[start of MATERIAL SHOWN]

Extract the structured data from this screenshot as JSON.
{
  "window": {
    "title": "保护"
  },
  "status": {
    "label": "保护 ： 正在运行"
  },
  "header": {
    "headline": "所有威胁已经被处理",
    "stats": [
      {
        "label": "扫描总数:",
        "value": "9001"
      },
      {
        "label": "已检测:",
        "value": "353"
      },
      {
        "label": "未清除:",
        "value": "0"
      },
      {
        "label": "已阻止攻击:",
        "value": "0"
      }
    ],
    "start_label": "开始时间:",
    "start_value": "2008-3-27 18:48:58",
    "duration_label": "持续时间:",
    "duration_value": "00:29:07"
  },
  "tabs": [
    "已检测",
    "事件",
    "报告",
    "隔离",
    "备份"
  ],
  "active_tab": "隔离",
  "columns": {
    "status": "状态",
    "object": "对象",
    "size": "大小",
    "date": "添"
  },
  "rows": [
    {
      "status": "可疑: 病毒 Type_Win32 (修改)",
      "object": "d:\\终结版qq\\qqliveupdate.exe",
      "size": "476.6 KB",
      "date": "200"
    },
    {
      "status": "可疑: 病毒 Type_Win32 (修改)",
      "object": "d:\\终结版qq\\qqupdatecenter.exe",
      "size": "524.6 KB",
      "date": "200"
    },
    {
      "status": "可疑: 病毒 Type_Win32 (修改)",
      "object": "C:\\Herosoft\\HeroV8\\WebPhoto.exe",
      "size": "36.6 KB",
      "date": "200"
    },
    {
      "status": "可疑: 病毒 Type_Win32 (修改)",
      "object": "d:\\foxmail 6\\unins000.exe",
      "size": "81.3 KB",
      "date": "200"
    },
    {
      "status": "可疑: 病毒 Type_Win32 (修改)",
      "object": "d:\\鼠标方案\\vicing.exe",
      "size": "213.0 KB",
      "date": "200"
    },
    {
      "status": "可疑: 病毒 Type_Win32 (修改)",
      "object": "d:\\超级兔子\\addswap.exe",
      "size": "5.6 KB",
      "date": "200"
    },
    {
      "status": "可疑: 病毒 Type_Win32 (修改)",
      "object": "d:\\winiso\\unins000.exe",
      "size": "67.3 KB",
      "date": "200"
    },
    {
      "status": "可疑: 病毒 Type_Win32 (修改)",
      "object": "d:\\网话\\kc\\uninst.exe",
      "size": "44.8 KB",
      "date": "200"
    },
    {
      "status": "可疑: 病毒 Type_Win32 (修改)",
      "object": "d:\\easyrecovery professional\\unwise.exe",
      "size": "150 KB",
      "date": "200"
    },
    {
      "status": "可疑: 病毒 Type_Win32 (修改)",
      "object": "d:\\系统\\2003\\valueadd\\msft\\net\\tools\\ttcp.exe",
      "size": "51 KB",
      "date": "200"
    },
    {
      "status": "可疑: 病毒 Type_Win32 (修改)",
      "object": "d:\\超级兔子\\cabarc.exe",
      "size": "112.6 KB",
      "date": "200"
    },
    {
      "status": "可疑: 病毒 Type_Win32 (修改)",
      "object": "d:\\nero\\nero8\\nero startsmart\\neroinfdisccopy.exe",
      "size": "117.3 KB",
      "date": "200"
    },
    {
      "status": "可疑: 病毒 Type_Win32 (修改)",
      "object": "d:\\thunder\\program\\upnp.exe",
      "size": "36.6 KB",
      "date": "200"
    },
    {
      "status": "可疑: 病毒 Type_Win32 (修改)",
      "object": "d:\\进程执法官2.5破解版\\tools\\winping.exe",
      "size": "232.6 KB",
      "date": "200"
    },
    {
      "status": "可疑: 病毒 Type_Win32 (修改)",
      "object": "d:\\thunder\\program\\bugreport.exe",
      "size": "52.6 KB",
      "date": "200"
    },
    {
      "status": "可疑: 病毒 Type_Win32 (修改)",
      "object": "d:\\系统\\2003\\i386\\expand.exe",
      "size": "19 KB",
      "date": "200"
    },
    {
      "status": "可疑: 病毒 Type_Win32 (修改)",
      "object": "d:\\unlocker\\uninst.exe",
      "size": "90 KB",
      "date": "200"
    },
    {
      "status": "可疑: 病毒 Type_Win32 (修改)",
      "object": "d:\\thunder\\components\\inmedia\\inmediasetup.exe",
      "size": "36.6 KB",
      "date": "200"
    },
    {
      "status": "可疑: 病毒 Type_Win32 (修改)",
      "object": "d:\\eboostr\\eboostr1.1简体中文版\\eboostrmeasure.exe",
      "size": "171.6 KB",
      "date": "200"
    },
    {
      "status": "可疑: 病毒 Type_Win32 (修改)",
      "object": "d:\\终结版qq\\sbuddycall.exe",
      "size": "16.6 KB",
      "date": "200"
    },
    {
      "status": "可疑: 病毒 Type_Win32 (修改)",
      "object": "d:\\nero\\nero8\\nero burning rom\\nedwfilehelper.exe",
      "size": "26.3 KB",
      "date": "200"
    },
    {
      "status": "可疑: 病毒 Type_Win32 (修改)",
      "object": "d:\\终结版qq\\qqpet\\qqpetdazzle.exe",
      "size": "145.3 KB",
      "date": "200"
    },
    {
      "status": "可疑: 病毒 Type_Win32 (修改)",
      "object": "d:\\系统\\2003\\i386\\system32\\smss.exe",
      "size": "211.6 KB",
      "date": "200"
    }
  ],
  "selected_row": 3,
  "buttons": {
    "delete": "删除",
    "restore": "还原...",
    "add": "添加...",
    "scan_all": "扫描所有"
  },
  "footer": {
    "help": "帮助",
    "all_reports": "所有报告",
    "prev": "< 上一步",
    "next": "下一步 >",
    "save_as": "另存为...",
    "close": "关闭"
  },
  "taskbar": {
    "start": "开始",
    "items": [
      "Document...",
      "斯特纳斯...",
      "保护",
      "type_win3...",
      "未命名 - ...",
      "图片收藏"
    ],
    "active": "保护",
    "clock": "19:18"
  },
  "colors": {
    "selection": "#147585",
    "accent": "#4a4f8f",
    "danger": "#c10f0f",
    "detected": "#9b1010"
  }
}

[end of MATERIAL SHOWN]

SET TASK ::
Reproduce each line verbatim.

WRITTEN ANSWER ::
Extract the structured data from this screenshot as JSON.
{
  "window": {
    "title": "保护"
  },
  "status": {
    "label": "保护 ： 正在运行"
  },
  "header": {
    "headline": "所有威胁已经被处理",
    "stats": [
      {
        "label": "扫描总数:",
        "value": "9001"
      },
      {
        "label": "已检测:",
        "value": "353"
      },
      {
        "label": "未清除:",
        "value": "0"
      },
      {
        "label": "已阻止攻击:",
        "value": "0"
      }
    ],
    "start_label": "开始时间:",
    "start_value": "2008-3-27 18:48:58",
    "duration_label": "持续时间:",
    "duration_value": "00:29:07"
  },
  "tabs": [
    "已检测",
    "事件",
    "报告",
    "隔离",
    "备份"
  ],
  "active_tab": "隔离",
  "columns": {
    "status": "状态",
    "object": "对象",
    "size": "大小",
    "date": "添"
  },
  "rows": [
    {
      "status": "可疑: 病毒 Type_Win32 (修改)",
      "object": "d:\\终结版qq\\qqliveupdate.exe",
      "size": "476.6 KB",
      "date": "200"
    },
    {
      "status": "可疑: 病毒 Type_Win32 (修改)",
      "object": "d:\\终结版qq\\qqupdatecenter.exe",
      "size": "524.6 KB",
      "date": "200"
    },
    {
      "status": "可疑: 病毒 Type_Win32 (修改)",
      "object": "C:\\Herosoft\\HeroV8\\WebPhoto.exe",
      "size": "36.6 KB",
      "date": "200"
    },
    {
      "status": "可疑: 病毒 Type_Win32 (修改)",
      "object": "d:\\foxmail 6\\unins000.exe",
      "size": "81.3 KB",
      "date": "200"
    },
    {
      "status": "可疑: 病毒 Type_Win32 (修改)",
      "object": "d:\\鼠标方案\\vicing.exe",
      "size": "213.0 KB",
      "date": "200"
    },
    {
      "status": "可疑: 病毒 Type_Win32 (修改)",
      "object": "d:\\超级兔子\\addswap.exe",
      "size": "5.6 KB",
      "date": "200"
    },
    {
      "status": "可疑: 病毒 Type_Win32 (修改)",
      "object": "d:\\winiso\\unins000.exe",
      "size": "67.3 KB",
      "date": "200"
    },
    {
      "status": "可疑: 病毒 Type_Win32 (修改)",
      "object": "d:\\网话\\kc\\uninst.exe",
      "size": "44.8 KB",
      "date": "200"
    },
    {
      "status": "可疑: 病毒 Type_Win32 (修改)",
      "object": "d:\\easyrecovery professional\\unwise.exe",
      "size": "150 KB",
      "date": "200"
    },
    {
      "status": "可疑: 病毒 Type_Win32 (修改)",
      "object": "d:\\系统\\2003\\valueadd\\msft\\net\\tools\\ttcp.exe",
      "size": "51 KB",
      "date": "200"
    },
    {
      "status": "可疑: 病毒 Type_Win32 (修改)",
      "object": "d:\\超级兔子\\cabarc.exe",
      "size": "112.6 KB",
      "date": "200"
    },
    {
      "status": "可疑: 病毒 Type_Win32 (修改)",
      "object": "d:\\nero\\nero8\\nero startsmart\\neroinfdisccopy.exe",
      "size": "117.3 KB",
      "date": "200"
    },
    {
      "status": "可疑: 病毒 Type_Win32 (修改)",
      "object": "d:\\thunder\\program\\upnp.exe",
      "size": "36.6 KB",
      "date": "200"
    },
    {
      "status": "可疑: 病毒 Type_Win32 (修改)",
      "object": "d:\\进程执法官2.5破解版\\tools\\winping.exe",
      "size": "232.6 KB",
      "date": "200"
    },
    {
      "status": "可疑: 病毒 Type_Win32 (修改)",
      "object": "d:\\thunder\\program\\bugreport.exe",
      "size": "52.6 KB",
      "date": "200"
    },
    {
      "status": "可疑: 病毒 Type_Win32 (修改)",
      "object": "d:\\系统\\2003\\i386\\expand.exe",
      "size": "19 KB",
      "date": "200"
    },
    {
      "status": "可疑: 病毒 Type_Win32 (修改)",
      "object": "d:\\unlocker\\uninst.exe",
      "size": "90 KB",
      "date": "200"
    },
    {
      "status": "可疑: 病毒 Type_Win32 (修改)",
      "object": "d:\\thunder\\components\\inmedia\\inmediasetup.exe",
      "size": "36.6 KB",
      "date": "200"
    },
    {
      "status": "可疑: 病毒 Type_Win32 (修改)",
      "object": "d:\\eboostr\\eboostr1.1简体中文版\\eboostrmeasure.exe",
      "size": "171.6 KB",
      "date": "200"
    },
    {
      "status": "可疑: 病毒 Type_Win32 (修改)",
      "object": "d:\\终结版qq\\sbuddycall.exe",
      "size": "16.6 KB",
      "date": "200"
    },
    {
      "status": "可疑: 病毒 Type_Win32 (修改)",
      "object": "d:\\nero\\nero8\\nero burning rom\\nedwfilehelper.exe",
      "size": "26.3 KB",
      "date": "200"
    },
    {
      "status": "可疑: 病毒 Type_Win32 (修改)",
      "object": "d:\\终结版qq\\qqpet\\qqpetdazzle.exe",
      "size": "145.3 KB",
      "date": "200"
    },
    {
      "status": "可疑: 病毒 Type_Win32 (修改)",
      "object": "d:\\系统\\2003\\i386\\system32\\smss.exe",
      "size": "211.6 KB",
      "date": "200"
    }
  ],
  "selected_row": 3,
  "buttons": {
    "delete": "删除",
    "restore": "还原...",
    "add": "添加...",
    "scan_all": "扫描所有"
  },
  "footer": {
    "help": "帮助",
    "all_reports": "所有报告",
    "prev": "< 上一步",
    "next": "下一步 >",
    "save_as": "另存为...",
    "close": "关闭"
  },
  "taskbar": {
    "start": "开始",
    "items": [
      "Document...",
      "斯特纳斯...",
      "保护",
      "type_win3...",
      "未命名 - ...",
      "图片收藏"
    ],
    "active": "保护",
    "clock": "19:18"
  },
  "colors": {
    "selection": "#147585",
    "accent": "#4a4f8f",
    "danger": "#c10f0f",
    "detected": "#9b1010"
  }
}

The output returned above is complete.